WRITTEN INSTRUCTION: Leave out the pictures and transcribe the rest of the records exactly.

(Dataset entries)
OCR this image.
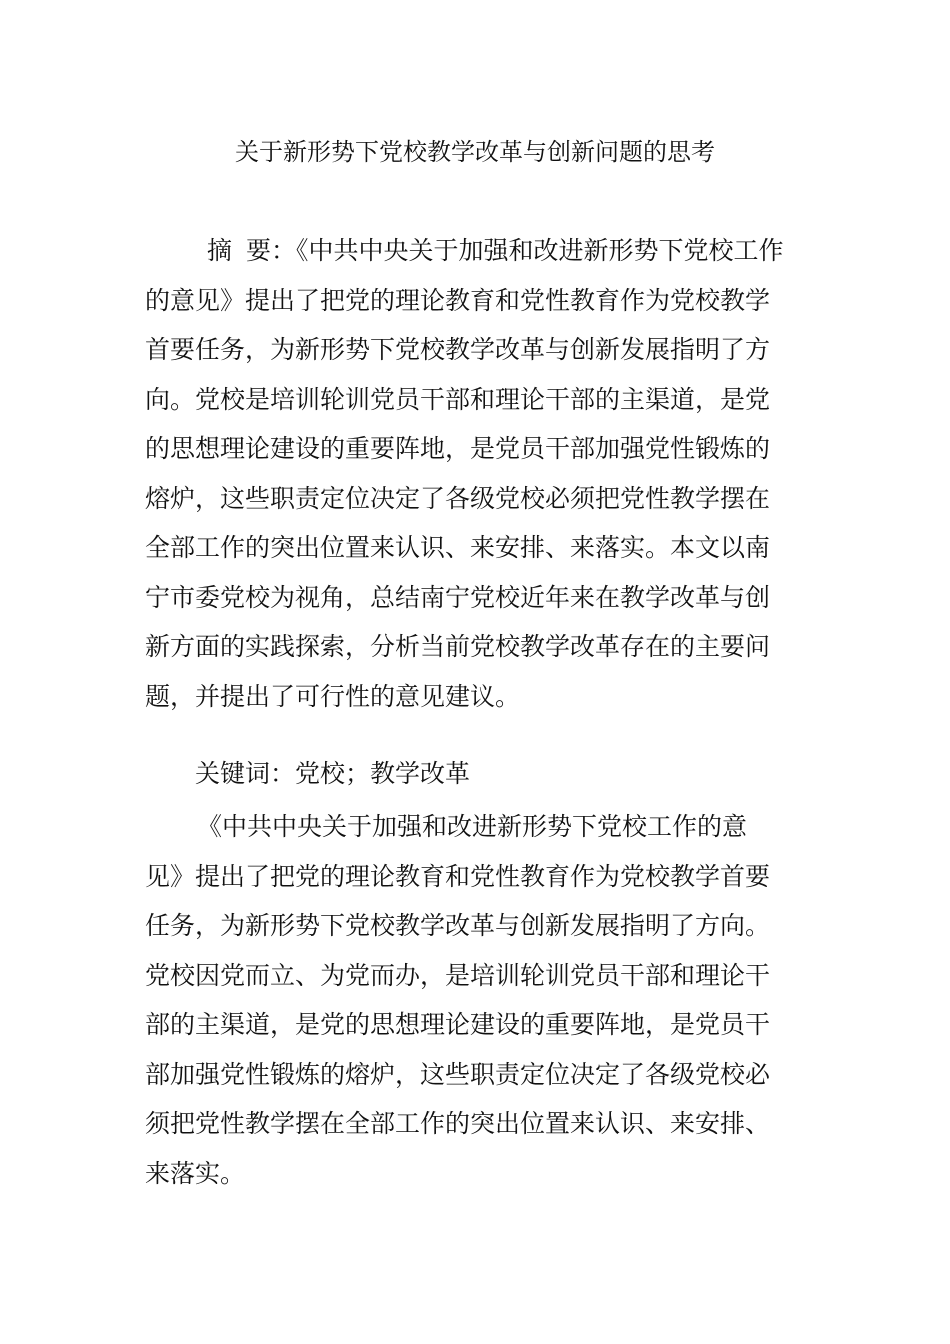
关于新形势下党校教学改革与创新问题的思考
摘 要：《中共中央关于加强和改进新形势下党校工作
的意见》提出了把党的理论教育和党性教育作为党校教学
首要任务，为新形势下党校教学改革与创新发展指明了方
向。党校是培训轮训党员干部和理论干部的主渠道，是党
的思想理论建设的重要阵地，是党员干部加强党性锻炼的
熔炉，这些职责定位决定了各级党校必须把党性教学摆在
全部工作的突出位置来认识、来安排、来落实。本文以南
宁市委党校为视角，总结南宁党校近年来在教学改革与创
新方面的实践探索，分析当前党校教学改革存在的主要问
题，并提出了可行性的意见建议。
关键词：党校；教学改革
《中共中央关于加强和改进新形势下党校工作的意
见》提出了把党的理论教育和党性教育作为党校教学首要
任务，为新形势下党校教学改革与创新发展指明了方向。
党校因党而立、为党而办，是培训轮训党员干部和理论干
部的主渠道，是党的思想理论建设的重要阵地，是党员干
部加强党性锻炼的熔炉，这些职责定位决定了各级党校必
须把党性教学摆在全部工作的突出位置来认识、来安排、
来落实。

SOLUTION FOR THIS TASK:
OCR this image.
关于新形势下党校教学改革与创新问题的思考
摘 要：《中共中央关于加强和改进新形势下党校工作
的意见》提出了把党的理论教育和党性教育作为党校教学
首要任务，为新形势下党校教学改革与创新发展指明了方
向。党校是培训轮训党员干部和理论干部的主渠道，是党
的思想理论建设的重要阵地，是党员干部加强党性锻炼的
熔炉，这些职责定位决定了各级党校必须把党性教学摆在
全部工作的突出位置来认识、来安排、来落实。本文以南
宁市委党校为视角，总结南宁党校近年来在教学改革与创
新方面的实践探索，分析当前党校教学改革存在的主要问
题，并提出了可行性的意见建议。
关键词：党校；教学改革
《中共中央关于加强和改进新形势下党校工作的意
见》提出了把党的理论教育和党性教育作为党校教学首要
任务，为新形势下党校教学改革与创新发展指明了方向。
党校因党而立、为党而办，是培训轮训党员干部和理论干
部的主渠道，是党的思想理论建设的重要阵地，是党员干
部加强党性锻炼的熔炉，这些职责定位决定了各级党校必
须把党性教学摆在全部工作的突出位置来认识、来安排、
来落实。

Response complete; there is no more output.